● **Records excerpted from a collection**
┄┄┄┄┄┄┄┄┄┄
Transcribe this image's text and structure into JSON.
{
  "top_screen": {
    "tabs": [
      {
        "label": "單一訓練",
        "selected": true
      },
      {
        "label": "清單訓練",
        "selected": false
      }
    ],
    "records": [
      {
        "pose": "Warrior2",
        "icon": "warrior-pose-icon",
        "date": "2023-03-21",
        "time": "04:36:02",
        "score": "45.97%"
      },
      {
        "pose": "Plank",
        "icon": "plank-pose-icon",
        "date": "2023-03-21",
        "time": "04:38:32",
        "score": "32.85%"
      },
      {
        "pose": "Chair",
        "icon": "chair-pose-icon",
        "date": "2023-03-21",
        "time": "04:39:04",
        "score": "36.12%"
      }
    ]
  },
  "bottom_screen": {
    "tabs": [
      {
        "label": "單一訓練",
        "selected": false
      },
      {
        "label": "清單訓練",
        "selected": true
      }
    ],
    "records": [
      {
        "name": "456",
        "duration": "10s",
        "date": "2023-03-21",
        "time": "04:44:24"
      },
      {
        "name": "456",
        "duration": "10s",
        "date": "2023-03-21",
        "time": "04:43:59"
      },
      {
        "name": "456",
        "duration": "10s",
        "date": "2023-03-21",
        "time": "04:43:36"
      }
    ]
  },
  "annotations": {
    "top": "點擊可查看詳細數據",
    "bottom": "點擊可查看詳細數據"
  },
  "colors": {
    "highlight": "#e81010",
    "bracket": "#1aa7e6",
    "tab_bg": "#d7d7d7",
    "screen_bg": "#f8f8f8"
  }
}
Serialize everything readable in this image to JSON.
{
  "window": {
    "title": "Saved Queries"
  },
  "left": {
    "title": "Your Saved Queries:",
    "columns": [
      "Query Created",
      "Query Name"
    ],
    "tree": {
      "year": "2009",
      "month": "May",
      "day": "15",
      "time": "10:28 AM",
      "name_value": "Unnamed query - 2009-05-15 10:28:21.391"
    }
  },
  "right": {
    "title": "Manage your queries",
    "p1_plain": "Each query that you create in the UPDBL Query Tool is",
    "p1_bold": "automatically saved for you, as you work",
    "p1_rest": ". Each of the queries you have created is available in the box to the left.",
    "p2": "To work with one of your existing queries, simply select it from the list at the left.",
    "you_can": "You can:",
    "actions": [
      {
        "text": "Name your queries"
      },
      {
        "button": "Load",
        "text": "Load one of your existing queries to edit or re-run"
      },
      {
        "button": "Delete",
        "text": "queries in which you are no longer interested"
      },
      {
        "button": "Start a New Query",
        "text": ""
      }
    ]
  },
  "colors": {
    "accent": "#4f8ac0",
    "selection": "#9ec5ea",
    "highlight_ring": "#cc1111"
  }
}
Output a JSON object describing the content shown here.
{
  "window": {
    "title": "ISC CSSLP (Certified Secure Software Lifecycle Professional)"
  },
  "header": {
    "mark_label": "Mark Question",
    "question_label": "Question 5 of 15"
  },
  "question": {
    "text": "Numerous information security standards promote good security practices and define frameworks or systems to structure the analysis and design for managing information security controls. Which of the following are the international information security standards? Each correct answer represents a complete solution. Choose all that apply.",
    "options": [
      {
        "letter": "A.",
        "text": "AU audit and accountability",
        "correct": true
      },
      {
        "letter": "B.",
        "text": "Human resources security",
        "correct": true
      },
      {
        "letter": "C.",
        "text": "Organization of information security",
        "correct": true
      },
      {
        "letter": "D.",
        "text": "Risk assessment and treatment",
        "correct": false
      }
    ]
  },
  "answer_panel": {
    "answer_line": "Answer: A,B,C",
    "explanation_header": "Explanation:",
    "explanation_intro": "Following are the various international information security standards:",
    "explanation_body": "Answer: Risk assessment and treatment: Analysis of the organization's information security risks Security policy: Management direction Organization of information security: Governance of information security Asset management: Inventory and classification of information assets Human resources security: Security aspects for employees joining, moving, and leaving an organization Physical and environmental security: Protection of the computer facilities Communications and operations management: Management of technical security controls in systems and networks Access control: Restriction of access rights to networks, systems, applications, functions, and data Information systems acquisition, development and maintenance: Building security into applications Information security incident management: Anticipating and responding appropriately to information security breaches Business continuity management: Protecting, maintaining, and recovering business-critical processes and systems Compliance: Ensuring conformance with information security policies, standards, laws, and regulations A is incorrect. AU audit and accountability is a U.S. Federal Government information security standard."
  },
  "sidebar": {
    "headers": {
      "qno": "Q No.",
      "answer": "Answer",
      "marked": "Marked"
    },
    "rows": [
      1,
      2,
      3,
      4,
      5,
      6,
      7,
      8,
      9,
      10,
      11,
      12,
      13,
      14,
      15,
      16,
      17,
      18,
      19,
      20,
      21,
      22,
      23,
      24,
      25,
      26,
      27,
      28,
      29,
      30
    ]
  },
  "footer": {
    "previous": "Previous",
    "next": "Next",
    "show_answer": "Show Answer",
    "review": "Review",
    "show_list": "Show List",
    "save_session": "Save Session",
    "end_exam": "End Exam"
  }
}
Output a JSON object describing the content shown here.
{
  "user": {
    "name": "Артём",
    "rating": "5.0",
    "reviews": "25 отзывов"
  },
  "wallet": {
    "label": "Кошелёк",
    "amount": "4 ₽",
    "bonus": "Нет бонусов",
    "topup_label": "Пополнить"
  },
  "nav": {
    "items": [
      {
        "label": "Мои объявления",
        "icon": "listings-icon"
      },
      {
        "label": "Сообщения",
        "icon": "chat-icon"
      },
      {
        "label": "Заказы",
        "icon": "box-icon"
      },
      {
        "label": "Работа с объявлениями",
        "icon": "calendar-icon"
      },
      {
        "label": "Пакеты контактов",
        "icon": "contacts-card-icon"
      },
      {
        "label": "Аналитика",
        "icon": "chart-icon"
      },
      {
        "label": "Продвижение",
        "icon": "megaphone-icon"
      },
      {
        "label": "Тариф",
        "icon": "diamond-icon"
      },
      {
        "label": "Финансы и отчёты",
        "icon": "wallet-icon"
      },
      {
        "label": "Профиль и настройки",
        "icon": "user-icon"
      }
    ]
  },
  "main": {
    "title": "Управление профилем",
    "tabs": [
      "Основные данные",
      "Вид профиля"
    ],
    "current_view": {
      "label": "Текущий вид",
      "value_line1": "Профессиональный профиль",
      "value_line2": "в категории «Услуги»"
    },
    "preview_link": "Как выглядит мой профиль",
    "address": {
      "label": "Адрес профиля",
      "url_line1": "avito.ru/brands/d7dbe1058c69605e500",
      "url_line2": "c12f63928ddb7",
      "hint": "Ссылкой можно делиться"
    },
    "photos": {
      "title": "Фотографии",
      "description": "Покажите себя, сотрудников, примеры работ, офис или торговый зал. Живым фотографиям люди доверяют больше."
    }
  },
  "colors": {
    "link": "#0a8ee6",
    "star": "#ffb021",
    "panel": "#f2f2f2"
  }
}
┄┄┄┄┄┄┄┄┄┄
Please reproduce each record precisely as written.

Transcribe this image's text and structure into JSON.
{
  "top_screen": {
    "tabs": [
      {
        "label": "單一訓練",
        "selected": true
      },
      {
        "label": "清單訓練",
        "selected": false
      }
    ],
    "records": [
      {
        "pose": "Warrior2",
        "icon": "warrior-pose-icon",
        "date": "2023-03-21",
        "time": "04:36:02",
        "score": "45.97%"
      },
      {
        "pose": "Plank",
        "icon": "plank-pose-icon",
        "date": "2023-03-21",
        "time": "04:38:32",
        "score": "32.85%"
      },
      {
        "pose": "Chair",
        "icon": "chair-pose-icon",
        "date": "2023-03-21",
        "time": "04:39:04",
        "score": "36.12%"
      }
    ]
  },
  "bottom_screen": {
    "tabs": [
      {
        "label": "單一訓練",
        "selected": false
      },
      {
        "label": "清單訓練",
        "selected": true
      }
    ],
    "records": [
      {
        "name": "456",
        "duration": "10s",
        "date": "2023-03-21",
        "time": "04:44:24"
      },
      {
        "name": "456",
        "duration": "10s",
        "date": "2023-03-21",
        "time": "04:43:59"
      },
      {
        "name": "456",
        "duration": "10s",
        "date": "2023-03-21",
        "time": "04:43:36"
      }
    ]
  },
  "annotations": {
    "top": "點擊可查看詳細數據",
    "bottom": "點擊可查看詳細數據"
  },
  "colors": {
    "highlight": "#e81010",
    "bracket": "#1aa7e6",
    "tab_bg": "#d7d7d7",
    "screen_bg": "#f8f8f8"
  }
}
Serialize everything readable in this image to JSON.
{
  "window": {
    "title": "Saved Queries"
  },
  "left": {
    "title": "Your Saved Queries:",
    "columns": [
      "Query Created",
      "Query Name"
    ],
    "tree": {
      "year": "2009",
      "month": "May",
      "day": "15",
      "time": "10:28 AM",
      "name_value": "Unnamed query - 2009-05-15 10:28:21.391"
    }
  },
  "right": {
    "title": "Manage your queries",
    "p1_plain": "Each query that you create in the UPDBL Query Tool is",
    "p1_bold": "automatically saved for you, as you work",
    "p1_rest": ". Each of the queries you have created is available in the box to the left.",
    "p2": "To work with one of your existing queries, simply select it from the list at the left.",
    "you_can": "You can:",
    "actions": [
      {
        "text": "Name your queries"
      },
      {
        "button": "Load",
        "text": "Load one of your existing queries to edit or re-run"
      },
      {
        "button": "Delete",
        "text": "queries in which you are no longer interested"
      },
      {
        "button": "Start a New Query",
        "text": ""
      }
    ]
  },
  "colors": {
    "accent": "#4f8ac0",
    "selection": "#9ec5ea",
    "highlight_ring": "#cc1111"
  }
}
Output a JSON object describing the content shown here.
{
  "window": {
    "title": "ISC CSSLP (Certified Secure Software Lifecycle Professional)"
  },
  "header": {
    "mark_label": "Mark Question",
    "question_label": "Question 5 of 15"
  },
  "question": {
    "text": "Numerous information security standards promote good security practices and define frameworks or systems to structure the analysis and design for managing information security controls. Which of the following are the international information security standards? Each correct answer represents a complete solution. Choose all that apply.",
    "options": [
      {
        "letter": "A.",
        "text": "AU audit and accountability",
        "correct": true
      },
      {
        "letter": "B.",
        "text": "Human resources security",
        "correct": true
      },
      {
        "letter": "C.",
        "text": "Organization of information security",
        "correct": true
      },
      {
        "letter": "D.",
        "text": "Risk assessment and treatment",
        "correct": false
      }
    ]
  },
  "answer_panel": {
    "answer_line": "Answer: A,B,C",
    "explanation_header": "Explanation:",
    "explanation_intro": "Following are the various international information security standards:",
    "explanation_body": "Answer: Risk assessment and treatment: Analysis of the organization's information security risks Security policy: Management direction Organization of information security: Governance of information security Asset management: Inventory and classification of information assets Human resources security: Security aspects for employees joining, moving, and leaving an organization Physical and environmental security: Protection of the computer facilities Communications and operations management: Management of technical security controls in systems and networks Access control: Restriction of access rights to networks, systems, applications, functions, and data Information systems acquisition, development and maintenance: Building security into applications Information security incident management: Anticipating and responding appropriately to information security breaches Business continuity management: Protecting, maintaining, and recovering business-critical processes and systems Compliance: Ensuring conformance with information security policies, standards, laws, and regulations A is incorrect. AU audit and accountability is a U.S. Federal Government information security standard."
  },
  "sidebar": {
    "headers": {
      "qno": "Q No.",
      "answer": "Answer",
      "marked": "Marked"
    },
    "rows": [
      1,
      2,
      3,
      4,
      5,
      6,
      7,
      8,
      9,
      10,
      11,
      12,
      13,
      14,
      15,
      16,
      17,
      18,
      19,
      20,
      21,
      22,
      23,
      24,
      25,
      26,
      27,
      28,
      29,
      30
    ]
  },
  "footer": {
    "previous": "Previous",
    "next": "Next",
    "show_answer": "Show Answer",
    "review": "Review",
    "show_list": "Show List",
    "save_session": "Save Session",
    "end_exam": "End Exam"
  }
}
Output a JSON object describing the content shown here.
{
  "user": {
    "name": "Артём",
    "rating": "5.0",
    "reviews": "25 отзывов"
  },
  "wallet": {
    "label": "Кошелёк",
    "amount": "4 ₽",
    "bonus": "Нет бонусов",
    "topup_label": "Пополнить"
  },
  "nav": {
    "items": [
      {
        "label": "Мои объявления",
        "icon": "listings-icon"
      },
      {
        "label": "Сообщения",
        "icon": "chat-icon"
      },
      {
        "label": "Заказы",
        "icon": "box-icon"
      },
      {
        "label": "Работа с объявлениями",
        "icon": "calendar-icon"
      },
      {
        "label": "Пакеты контактов",
        "icon": "contacts-card-icon"
      },
      {
        "label": "Аналитика",
        "icon": "chart-icon"
      },
      {
        "label": "Продвижение",
        "icon": "megaphone-icon"
      },
      {
        "label": "Тариф",
        "icon": "diamond-icon"
      },
      {
        "label": "Финансы и отчёты",
        "icon": "wallet-icon"
      },
      {
        "label": "Профиль и настройки",
        "icon": "user-icon"
      }
    ]
  },
  "main": {
    "title": "Управление профилем",
    "tabs": [
      "Основные данные",
      "Вид профиля"
    ],
    "current_view": {
      "label": "Текущий вид",
      "value_line1": "Профессиональный профиль",
      "value_line2": "в категории «Услуги»"
    },
    "preview_link": "Как выглядит мой профиль",
    "address": {
      "label": "Адрес профиля",
      "url_line1": "avito.ru/brands/d7dbe1058c69605e500",
      "url_line2": "c12f63928ddb7",
      "hint": "Ссылкой можно делиться"
    },
    "photos": {
      "title": "Фотографии",
      "description": "Покажите себя, сотрудников, примеры работ, офис или торговый зал. Живым фотографиям люди доверяют больше."
    }
  },
  "colors": {
    "link": "#0a8ee6",
    "star": "#ffb021",
    "panel": "#f2f2f2"
  }
}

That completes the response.